— BEGIN Excerpted records —
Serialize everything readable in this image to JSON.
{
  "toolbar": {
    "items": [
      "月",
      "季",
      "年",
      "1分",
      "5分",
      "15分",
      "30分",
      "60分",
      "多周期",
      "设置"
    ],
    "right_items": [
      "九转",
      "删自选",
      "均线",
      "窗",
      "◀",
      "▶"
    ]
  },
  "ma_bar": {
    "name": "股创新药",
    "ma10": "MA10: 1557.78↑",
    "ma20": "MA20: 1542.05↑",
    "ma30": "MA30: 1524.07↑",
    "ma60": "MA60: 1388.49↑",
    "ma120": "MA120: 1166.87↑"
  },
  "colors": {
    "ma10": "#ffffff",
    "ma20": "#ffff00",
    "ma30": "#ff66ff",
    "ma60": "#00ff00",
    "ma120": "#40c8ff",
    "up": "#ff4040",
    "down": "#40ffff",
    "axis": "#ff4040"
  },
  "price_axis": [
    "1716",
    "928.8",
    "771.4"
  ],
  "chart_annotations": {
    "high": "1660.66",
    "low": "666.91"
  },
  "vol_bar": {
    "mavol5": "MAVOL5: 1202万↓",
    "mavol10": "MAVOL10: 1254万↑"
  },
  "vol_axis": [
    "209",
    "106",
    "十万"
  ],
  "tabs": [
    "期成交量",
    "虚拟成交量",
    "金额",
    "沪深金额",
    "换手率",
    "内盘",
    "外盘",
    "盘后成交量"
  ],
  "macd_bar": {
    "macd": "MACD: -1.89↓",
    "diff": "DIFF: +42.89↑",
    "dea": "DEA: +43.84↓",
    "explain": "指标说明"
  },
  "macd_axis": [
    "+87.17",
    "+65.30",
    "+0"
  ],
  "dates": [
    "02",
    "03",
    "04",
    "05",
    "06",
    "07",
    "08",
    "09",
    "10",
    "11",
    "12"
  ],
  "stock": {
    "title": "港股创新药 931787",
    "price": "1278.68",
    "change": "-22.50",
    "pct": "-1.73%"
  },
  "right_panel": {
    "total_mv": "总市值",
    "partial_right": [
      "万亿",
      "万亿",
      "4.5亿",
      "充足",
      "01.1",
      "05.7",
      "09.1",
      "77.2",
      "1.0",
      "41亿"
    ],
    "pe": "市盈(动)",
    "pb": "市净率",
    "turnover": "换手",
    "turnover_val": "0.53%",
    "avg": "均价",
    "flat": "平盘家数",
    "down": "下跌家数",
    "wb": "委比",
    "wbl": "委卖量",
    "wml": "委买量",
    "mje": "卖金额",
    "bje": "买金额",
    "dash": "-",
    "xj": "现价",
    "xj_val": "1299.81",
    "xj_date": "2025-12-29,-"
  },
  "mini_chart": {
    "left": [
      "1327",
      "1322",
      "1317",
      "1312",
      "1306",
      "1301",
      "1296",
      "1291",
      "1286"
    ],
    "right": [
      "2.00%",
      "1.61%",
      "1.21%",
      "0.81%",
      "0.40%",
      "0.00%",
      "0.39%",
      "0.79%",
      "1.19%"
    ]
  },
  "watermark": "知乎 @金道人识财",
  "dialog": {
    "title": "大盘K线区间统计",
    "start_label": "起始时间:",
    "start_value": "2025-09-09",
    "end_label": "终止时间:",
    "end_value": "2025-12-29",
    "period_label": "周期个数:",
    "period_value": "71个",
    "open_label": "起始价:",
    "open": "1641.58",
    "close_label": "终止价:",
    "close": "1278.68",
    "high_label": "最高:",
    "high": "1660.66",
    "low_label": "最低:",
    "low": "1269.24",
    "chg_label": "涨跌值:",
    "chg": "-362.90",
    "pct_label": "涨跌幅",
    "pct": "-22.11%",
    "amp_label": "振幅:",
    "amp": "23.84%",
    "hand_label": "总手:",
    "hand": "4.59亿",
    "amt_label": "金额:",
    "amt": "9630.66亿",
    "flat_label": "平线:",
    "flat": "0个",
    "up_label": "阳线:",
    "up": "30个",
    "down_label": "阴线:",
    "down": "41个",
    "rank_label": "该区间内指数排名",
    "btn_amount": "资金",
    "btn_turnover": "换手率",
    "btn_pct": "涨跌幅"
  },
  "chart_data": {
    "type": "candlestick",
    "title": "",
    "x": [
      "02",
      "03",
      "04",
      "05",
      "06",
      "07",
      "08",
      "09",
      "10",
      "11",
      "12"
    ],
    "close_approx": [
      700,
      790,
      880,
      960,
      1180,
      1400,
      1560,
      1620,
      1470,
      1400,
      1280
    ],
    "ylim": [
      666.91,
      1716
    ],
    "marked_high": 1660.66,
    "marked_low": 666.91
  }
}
— END Excerpted records —
# Aim of the exercise
Return each line of the records above exactly as it reads.

# Result for this exercise
Serialize everything readable in this image to JSON.
{
  "toolbar": {
    "items": [
      "月",
      "季",
      "年",
      "1分",
      "5分",
      "15分",
      "30分",
      "60分",
      "多周期",
      "设置"
    ],
    "right_items": [
      "九转",
      "删自选",
      "均线",
      "窗",
      "◀",
      "▶"
    ]
  },
  "ma_bar": {
    "name": "股创新药",
    "ma10": "MA10: 1557.78↑",
    "ma20": "MA20: 1542.05↑",
    "ma30": "MA30: 1524.07↑",
    "ma60": "MA60: 1388.49↑",
    "ma120": "MA120: 1166.87↑"
  },
  "colors": {
    "ma10": "#ffffff",
    "ma20": "#ffff00",
    "ma30": "#ff66ff",
    "ma60": "#00ff00",
    "ma120": "#40c8ff",
    "up": "#ff4040",
    "down": "#40ffff",
    "axis": "#ff4040"
  },
  "price_axis": [
    "1716",
    "928.8",
    "771.4"
  ],
  "chart_annotations": {
    "high": "1660.66",
    "low": "666.91"
  },
  "vol_bar": {
    "mavol5": "MAVOL5: 1202万↓",
    "mavol10": "MAVOL10: 1254万↑"
  },
  "vol_axis": [
    "209",
    "106",
    "十万"
  ],
  "tabs": [
    "期成交量",
    "虚拟成交量",
    "金额",
    "沪深金额",
    "换手率",
    "内盘",
    "外盘",
    "盘后成交量"
  ],
  "macd_bar": {
    "macd": "MACD: -1.89↓",
    "diff": "DIFF: +42.89↑",
    "dea": "DEA: +43.84↓",
    "explain": "指标说明"
  },
  "macd_axis": [
    "+87.17",
    "+65.30",
    "+0"
  ],
  "dates": [
    "02",
    "03",
    "04",
    "05",
    "06",
    "07",
    "08",
    "09",
    "10",
    "11",
    "12"
  ],
  "stock": {
    "title": "港股创新药 931787",
    "price": "1278.68",
    "change": "-22.50",
    "pct": "-1.73%"
  },
  "right_panel": {
    "total_mv": "总市值",
    "partial_right": [
      "万亿",
      "万亿",
      "4.5亿",
      "充足",
      "01.1",
      "05.7",
      "09.1",
      "77.2",
      "1.0",
      "41亿"
    ],
    "pe": "市盈(动)",
    "pb": "市净率",
    "turnover": "换手",
    "turnover_val": "0.53%",
    "avg": "均价",
    "flat": "平盘家数",
    "down": "下跌家数",
    "wb": "委比",
    "wbl": "委卖量",
    "wml": "委买量",
    "mje": "卖金额",
    "bje": "买金额",
    "dash": "-",
    "xj": "现价",
    "xj_val": "1299.81",
    "xj_date": "2025-12-29,-"
  },
  "mini_chart": {
    "left": [
      "1327",
      "1322",
      "1317",
      "1312",
      "1306",
      "1301",
      "1296",
      "1291",
      "1286"
    ],
    "right": [
      "2.00%",
      "1.61%",
      "1.21%",
      "0.81%",
      "0.40%",
      "0.00%",
      "0.39%",
      "0.79%",
      "1.19%"
    ]
  },
  "watermark": "知乎 @金道人识财",
  "dialog": {
    "title": "大盘K线区间统计",
    "start_label": "起始时间:",
    "start_value": "2025-09-09",
    "end_label": "终止时间:",
    "end_value": "2025-12-29",
    "period_label": "周期个数:",
    "period_value": "71个",
    "open_label": "起始价:",
    "open": "1641.58",
    "close_label": "终止价:",
    "close": "1278.68",
    "high_label": "最高:",
    "high": "1660.66",
    "low_label": "最低:",
    "low": "1269.24",
    "chg_label": "涨跌值:",
    "chg": "-362.90",
    "pct_label": "涨跌幅",
    "pct": "-22.11%",
    "amp_label": "振幅:",
    "amp": "23.84%",
    "hand_label": "总手:",
    "hand": "4.59亿",
    "amt_label": "金额:",
    "amt": "9630.66亿",
    "flat_label": "平线:",
    "flat": "0个",
    "up_label": "阳线:",
    "up": "30个",
    "down_label": "阴线:",
    "down": "41个",
    "rank_label": "该区间内指数排名",
    "btn_amount": "资金",
    "btn_turnover": "换手率",
    "btn_pct": "涨跌幅"
  },
  "chart_data": {
    "type": "candlestick",
    "title": "",
    "x": [
      "02",
      "03",
      "04",
      "05",
      "06",
      "07",
      "08",
      "09",
      "10",
      "11",
      "12"
    ],
    "close_approx": [
      700,
      790,
      880,
      960,
      1180,
      1400,
      1560,
      1620,
      1470,
      1400,
      1280
    ],
    "ylim": [
      666.91,
      1716
    ],
    "marked_high": 1660.66,
    "marked_low": 666.91
  }
}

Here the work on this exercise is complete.